• [Work to complete]:
Copy each line where the word "STAR²" occurs.

• [Materials provided]:
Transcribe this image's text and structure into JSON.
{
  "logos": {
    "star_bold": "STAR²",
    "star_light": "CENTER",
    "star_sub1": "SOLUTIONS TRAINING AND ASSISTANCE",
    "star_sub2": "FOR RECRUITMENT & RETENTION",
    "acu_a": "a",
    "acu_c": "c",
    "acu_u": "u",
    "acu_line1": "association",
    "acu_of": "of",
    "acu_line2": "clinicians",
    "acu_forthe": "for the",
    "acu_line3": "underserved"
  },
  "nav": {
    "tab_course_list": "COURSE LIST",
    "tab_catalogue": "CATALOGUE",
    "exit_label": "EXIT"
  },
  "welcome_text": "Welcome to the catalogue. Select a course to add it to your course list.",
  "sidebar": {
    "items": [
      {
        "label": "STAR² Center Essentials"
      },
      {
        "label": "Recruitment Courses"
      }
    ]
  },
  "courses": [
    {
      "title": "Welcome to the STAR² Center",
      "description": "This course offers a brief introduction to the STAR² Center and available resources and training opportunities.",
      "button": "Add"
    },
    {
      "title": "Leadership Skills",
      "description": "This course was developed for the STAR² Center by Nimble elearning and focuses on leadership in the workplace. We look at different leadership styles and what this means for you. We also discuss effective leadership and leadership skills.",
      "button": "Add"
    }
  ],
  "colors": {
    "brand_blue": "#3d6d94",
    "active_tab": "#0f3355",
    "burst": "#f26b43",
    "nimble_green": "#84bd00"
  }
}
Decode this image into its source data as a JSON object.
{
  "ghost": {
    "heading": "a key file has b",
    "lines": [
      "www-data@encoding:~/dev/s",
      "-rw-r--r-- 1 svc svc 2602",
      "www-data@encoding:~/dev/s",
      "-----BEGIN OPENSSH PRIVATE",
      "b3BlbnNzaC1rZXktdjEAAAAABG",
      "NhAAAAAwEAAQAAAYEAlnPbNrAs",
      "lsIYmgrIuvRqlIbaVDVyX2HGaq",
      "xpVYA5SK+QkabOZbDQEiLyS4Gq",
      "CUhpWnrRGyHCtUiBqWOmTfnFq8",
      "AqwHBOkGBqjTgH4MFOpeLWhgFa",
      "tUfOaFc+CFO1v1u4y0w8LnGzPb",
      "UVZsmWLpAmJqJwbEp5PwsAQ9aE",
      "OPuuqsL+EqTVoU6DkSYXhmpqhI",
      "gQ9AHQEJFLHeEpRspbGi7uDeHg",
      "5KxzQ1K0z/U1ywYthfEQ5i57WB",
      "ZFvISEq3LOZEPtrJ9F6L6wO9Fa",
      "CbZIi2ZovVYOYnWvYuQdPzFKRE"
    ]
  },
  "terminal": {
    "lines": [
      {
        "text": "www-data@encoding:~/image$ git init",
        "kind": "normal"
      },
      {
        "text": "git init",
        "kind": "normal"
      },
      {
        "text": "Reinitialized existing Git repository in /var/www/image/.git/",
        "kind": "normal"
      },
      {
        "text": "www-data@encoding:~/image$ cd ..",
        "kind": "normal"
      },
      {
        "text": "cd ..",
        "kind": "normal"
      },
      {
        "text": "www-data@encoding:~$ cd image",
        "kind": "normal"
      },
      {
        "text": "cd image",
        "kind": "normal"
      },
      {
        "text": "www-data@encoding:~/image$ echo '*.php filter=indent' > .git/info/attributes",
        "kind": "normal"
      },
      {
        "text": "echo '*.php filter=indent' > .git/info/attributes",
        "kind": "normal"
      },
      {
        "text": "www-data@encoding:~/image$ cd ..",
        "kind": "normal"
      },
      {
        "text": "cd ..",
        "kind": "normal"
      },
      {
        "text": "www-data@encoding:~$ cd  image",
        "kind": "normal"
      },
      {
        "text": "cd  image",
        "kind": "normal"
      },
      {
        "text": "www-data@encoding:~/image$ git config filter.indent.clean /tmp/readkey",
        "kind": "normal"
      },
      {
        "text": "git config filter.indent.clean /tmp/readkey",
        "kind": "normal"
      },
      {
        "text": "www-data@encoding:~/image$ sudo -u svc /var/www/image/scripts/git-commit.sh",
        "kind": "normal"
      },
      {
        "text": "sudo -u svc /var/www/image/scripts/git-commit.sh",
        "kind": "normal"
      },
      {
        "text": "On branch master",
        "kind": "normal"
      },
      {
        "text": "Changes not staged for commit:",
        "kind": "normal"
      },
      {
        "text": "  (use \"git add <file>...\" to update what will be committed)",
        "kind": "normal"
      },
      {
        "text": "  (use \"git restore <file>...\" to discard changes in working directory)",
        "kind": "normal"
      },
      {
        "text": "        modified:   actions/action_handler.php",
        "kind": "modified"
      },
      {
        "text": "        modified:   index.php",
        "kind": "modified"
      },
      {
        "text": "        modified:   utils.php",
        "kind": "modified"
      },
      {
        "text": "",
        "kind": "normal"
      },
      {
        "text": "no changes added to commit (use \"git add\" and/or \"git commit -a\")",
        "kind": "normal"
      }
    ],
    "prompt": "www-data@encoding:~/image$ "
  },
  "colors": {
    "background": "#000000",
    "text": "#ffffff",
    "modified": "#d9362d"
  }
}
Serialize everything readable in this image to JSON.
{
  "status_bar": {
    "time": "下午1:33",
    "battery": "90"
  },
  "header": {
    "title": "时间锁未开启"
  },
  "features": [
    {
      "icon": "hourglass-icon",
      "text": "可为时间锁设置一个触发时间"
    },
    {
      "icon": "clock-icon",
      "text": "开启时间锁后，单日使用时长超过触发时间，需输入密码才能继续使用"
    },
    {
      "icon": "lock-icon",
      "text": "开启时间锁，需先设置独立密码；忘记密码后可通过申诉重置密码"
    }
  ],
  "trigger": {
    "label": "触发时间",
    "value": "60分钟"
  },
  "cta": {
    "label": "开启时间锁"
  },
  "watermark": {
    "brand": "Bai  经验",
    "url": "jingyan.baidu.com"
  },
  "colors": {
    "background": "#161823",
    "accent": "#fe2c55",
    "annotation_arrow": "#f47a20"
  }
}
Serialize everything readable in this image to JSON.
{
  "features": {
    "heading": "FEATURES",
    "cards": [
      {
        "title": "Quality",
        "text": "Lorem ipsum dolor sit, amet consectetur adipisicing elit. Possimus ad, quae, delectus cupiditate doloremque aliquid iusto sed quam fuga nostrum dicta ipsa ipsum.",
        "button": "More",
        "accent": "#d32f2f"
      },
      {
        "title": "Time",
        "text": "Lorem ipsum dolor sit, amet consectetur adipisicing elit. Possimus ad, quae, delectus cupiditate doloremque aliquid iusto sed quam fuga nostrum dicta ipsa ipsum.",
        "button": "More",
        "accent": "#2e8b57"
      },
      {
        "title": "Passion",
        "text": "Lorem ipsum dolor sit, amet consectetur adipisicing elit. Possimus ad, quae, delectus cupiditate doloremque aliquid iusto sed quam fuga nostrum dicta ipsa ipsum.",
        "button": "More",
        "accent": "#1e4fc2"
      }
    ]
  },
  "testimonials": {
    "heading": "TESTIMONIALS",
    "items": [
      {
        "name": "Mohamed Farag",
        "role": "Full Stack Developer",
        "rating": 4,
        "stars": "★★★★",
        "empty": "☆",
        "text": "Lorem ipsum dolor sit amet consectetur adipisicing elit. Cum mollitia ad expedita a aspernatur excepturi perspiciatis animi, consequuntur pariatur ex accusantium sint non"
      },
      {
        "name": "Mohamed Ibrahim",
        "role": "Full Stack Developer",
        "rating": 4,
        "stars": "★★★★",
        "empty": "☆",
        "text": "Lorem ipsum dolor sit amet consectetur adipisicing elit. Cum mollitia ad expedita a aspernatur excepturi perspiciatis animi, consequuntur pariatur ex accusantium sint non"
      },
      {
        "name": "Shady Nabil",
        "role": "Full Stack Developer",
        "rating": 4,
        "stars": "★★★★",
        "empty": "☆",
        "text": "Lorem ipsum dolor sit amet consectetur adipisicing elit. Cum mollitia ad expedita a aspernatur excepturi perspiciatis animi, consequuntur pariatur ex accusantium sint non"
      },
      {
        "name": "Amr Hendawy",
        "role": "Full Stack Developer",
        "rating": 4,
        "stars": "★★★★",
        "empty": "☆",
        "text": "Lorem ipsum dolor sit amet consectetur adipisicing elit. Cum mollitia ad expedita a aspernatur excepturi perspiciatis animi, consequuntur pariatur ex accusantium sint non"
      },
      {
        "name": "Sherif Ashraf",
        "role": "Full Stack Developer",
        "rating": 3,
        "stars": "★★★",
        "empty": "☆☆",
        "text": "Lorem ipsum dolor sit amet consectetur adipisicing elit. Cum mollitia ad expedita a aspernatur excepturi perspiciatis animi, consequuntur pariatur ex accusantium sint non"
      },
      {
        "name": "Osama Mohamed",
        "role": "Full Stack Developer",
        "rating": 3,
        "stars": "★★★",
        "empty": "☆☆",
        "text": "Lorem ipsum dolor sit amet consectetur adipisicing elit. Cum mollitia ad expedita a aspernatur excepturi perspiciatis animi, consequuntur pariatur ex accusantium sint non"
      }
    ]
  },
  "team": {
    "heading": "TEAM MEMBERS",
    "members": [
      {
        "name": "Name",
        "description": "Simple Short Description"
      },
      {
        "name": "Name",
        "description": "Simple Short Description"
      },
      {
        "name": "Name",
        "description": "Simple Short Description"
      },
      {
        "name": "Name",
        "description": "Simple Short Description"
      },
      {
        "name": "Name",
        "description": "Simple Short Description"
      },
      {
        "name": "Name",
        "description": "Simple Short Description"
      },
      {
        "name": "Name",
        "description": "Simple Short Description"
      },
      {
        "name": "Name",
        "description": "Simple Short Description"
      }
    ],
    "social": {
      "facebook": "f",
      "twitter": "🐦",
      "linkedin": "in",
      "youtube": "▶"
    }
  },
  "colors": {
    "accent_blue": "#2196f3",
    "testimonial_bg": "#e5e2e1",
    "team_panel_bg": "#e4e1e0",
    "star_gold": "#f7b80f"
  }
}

• [Response]:
    "star_bold": "STAR²",
        "label": "STAR² Center Essentials"
      "title": "Welcome to the STAR² Center",
      "description": "This course offers a brief introduction to the STAR² Center and available resources and training opportunities.",
      "description": "This course was developed for the STAR² Center by Nimble elearning and focuses on leadership in the workplace. We look at different leadership styles and what this means for you. We also discuss effective leadership and leadership skills.",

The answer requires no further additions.